Stated task —
Pull out from the material below all lines with "June".

Data entries —

►

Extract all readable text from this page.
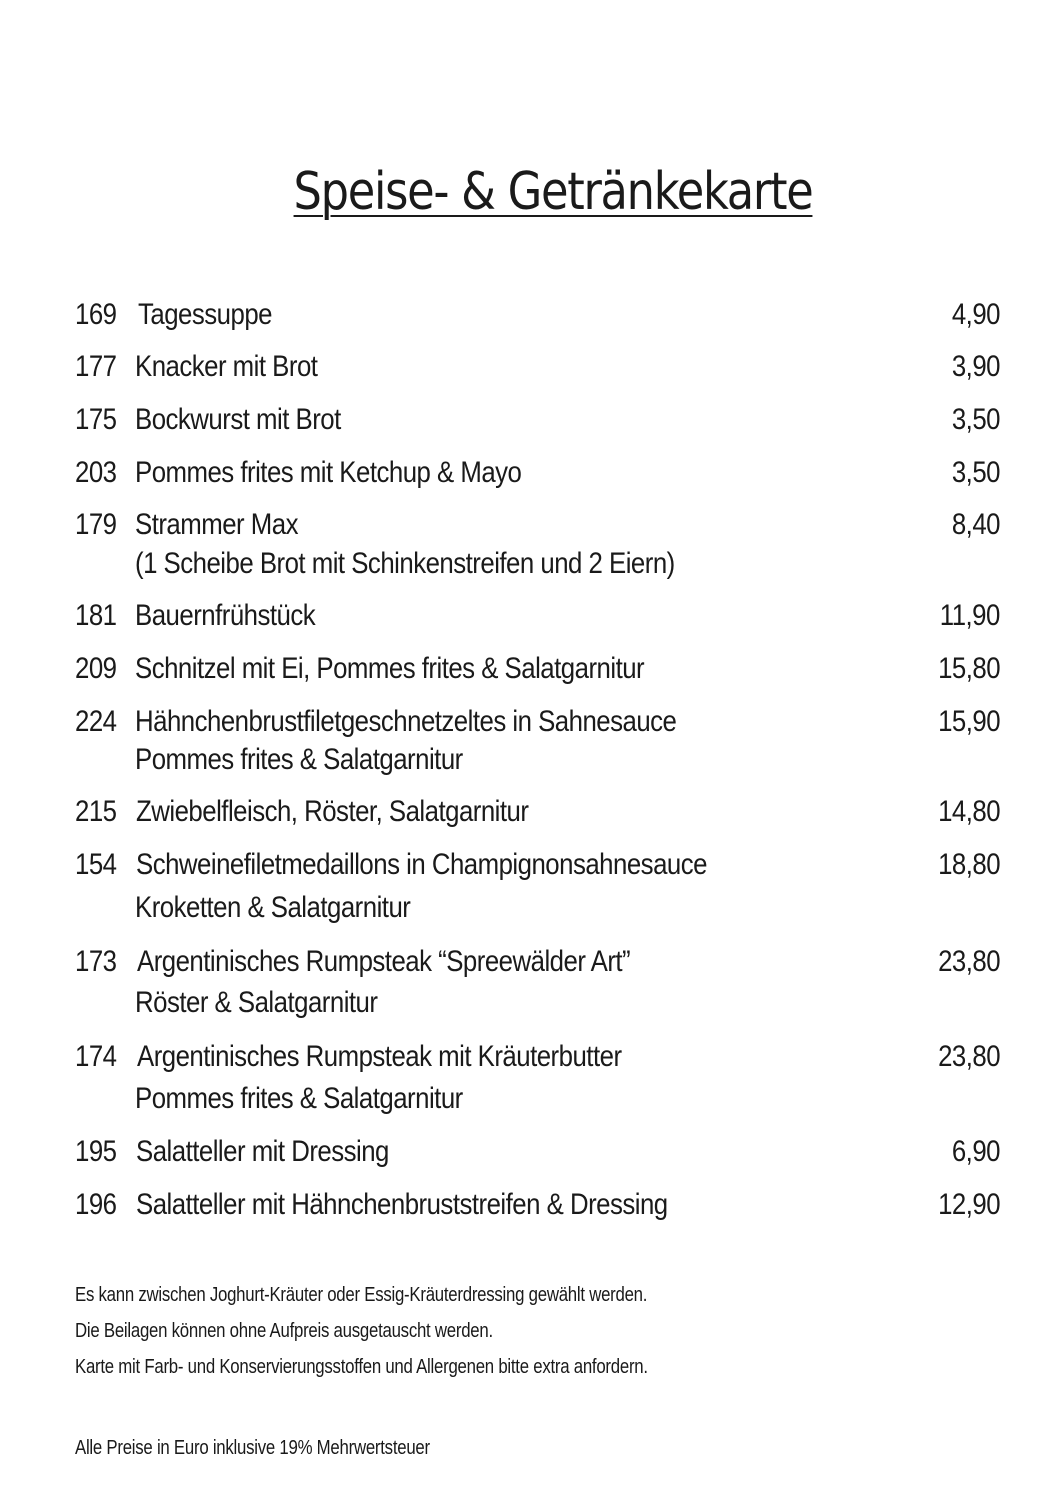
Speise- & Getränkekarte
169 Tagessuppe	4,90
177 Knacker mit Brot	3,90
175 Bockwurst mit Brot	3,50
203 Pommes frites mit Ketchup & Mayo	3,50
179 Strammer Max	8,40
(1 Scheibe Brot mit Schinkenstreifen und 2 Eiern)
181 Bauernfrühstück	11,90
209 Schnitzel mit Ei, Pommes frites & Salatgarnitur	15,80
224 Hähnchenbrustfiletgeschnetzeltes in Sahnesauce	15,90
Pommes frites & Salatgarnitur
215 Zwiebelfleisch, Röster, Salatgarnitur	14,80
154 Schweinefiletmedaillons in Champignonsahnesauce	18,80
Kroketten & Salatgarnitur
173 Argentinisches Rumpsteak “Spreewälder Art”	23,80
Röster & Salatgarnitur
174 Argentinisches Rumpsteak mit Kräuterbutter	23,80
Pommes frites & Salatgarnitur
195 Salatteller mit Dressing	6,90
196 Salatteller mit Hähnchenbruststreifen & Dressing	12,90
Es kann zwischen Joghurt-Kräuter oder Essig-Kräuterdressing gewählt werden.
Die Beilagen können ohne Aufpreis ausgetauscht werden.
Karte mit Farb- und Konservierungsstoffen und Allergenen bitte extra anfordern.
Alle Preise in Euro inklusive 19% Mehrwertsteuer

◄
►

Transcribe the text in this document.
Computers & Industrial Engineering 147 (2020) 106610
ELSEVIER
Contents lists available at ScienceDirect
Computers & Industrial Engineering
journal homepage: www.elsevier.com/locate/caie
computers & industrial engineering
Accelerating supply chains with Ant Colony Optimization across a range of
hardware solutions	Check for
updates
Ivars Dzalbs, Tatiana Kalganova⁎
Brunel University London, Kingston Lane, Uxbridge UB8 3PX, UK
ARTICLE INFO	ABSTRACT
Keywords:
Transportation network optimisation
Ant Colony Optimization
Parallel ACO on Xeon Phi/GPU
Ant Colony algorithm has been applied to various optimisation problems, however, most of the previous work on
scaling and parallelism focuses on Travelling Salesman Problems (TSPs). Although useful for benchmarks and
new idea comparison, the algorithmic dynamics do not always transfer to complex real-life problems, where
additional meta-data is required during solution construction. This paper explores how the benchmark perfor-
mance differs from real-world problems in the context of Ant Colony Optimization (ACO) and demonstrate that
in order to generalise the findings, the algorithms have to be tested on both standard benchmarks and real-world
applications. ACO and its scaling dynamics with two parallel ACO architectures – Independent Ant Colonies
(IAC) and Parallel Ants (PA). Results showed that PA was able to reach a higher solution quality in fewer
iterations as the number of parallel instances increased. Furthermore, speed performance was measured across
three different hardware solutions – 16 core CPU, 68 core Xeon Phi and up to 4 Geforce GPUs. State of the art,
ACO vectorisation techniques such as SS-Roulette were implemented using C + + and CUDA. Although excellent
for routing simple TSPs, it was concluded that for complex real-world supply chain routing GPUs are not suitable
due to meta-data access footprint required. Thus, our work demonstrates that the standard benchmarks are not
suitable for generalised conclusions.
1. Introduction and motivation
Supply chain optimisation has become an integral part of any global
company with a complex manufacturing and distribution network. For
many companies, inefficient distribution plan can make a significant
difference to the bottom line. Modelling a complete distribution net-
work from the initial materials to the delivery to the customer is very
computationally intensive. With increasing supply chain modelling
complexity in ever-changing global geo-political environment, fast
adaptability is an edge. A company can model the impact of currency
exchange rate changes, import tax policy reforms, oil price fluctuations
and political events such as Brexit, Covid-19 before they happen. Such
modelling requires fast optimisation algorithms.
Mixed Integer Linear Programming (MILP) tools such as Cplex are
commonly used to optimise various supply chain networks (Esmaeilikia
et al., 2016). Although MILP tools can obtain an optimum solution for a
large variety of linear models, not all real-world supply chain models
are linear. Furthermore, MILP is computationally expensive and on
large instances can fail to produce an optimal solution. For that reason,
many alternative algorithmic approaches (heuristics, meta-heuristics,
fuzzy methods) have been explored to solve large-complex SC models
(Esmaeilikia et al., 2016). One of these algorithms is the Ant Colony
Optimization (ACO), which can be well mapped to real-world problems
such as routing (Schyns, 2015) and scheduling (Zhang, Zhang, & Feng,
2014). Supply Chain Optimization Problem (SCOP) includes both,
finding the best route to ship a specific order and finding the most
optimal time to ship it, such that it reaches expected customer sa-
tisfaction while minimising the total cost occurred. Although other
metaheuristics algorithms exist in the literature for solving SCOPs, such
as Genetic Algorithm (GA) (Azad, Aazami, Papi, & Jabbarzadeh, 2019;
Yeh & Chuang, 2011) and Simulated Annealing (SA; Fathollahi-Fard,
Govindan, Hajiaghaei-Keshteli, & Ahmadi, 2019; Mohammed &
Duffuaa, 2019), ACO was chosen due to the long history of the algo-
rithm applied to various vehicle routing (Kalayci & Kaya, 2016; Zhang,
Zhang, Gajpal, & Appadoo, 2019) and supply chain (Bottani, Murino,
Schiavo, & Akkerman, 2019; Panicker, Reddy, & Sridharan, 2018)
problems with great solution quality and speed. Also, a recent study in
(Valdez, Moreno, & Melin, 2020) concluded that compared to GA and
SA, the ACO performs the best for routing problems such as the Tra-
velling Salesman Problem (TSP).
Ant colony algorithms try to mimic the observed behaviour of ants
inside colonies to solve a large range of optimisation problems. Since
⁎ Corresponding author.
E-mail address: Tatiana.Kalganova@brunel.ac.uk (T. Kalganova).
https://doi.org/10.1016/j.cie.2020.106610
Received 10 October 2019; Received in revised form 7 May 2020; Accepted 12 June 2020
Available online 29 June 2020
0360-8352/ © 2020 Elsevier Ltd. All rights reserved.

◄

Completed exercise —
Received 10 October 2019; Received in revised form 7 May 2020; Accepted 12 June 2020
Available online 29 June 2020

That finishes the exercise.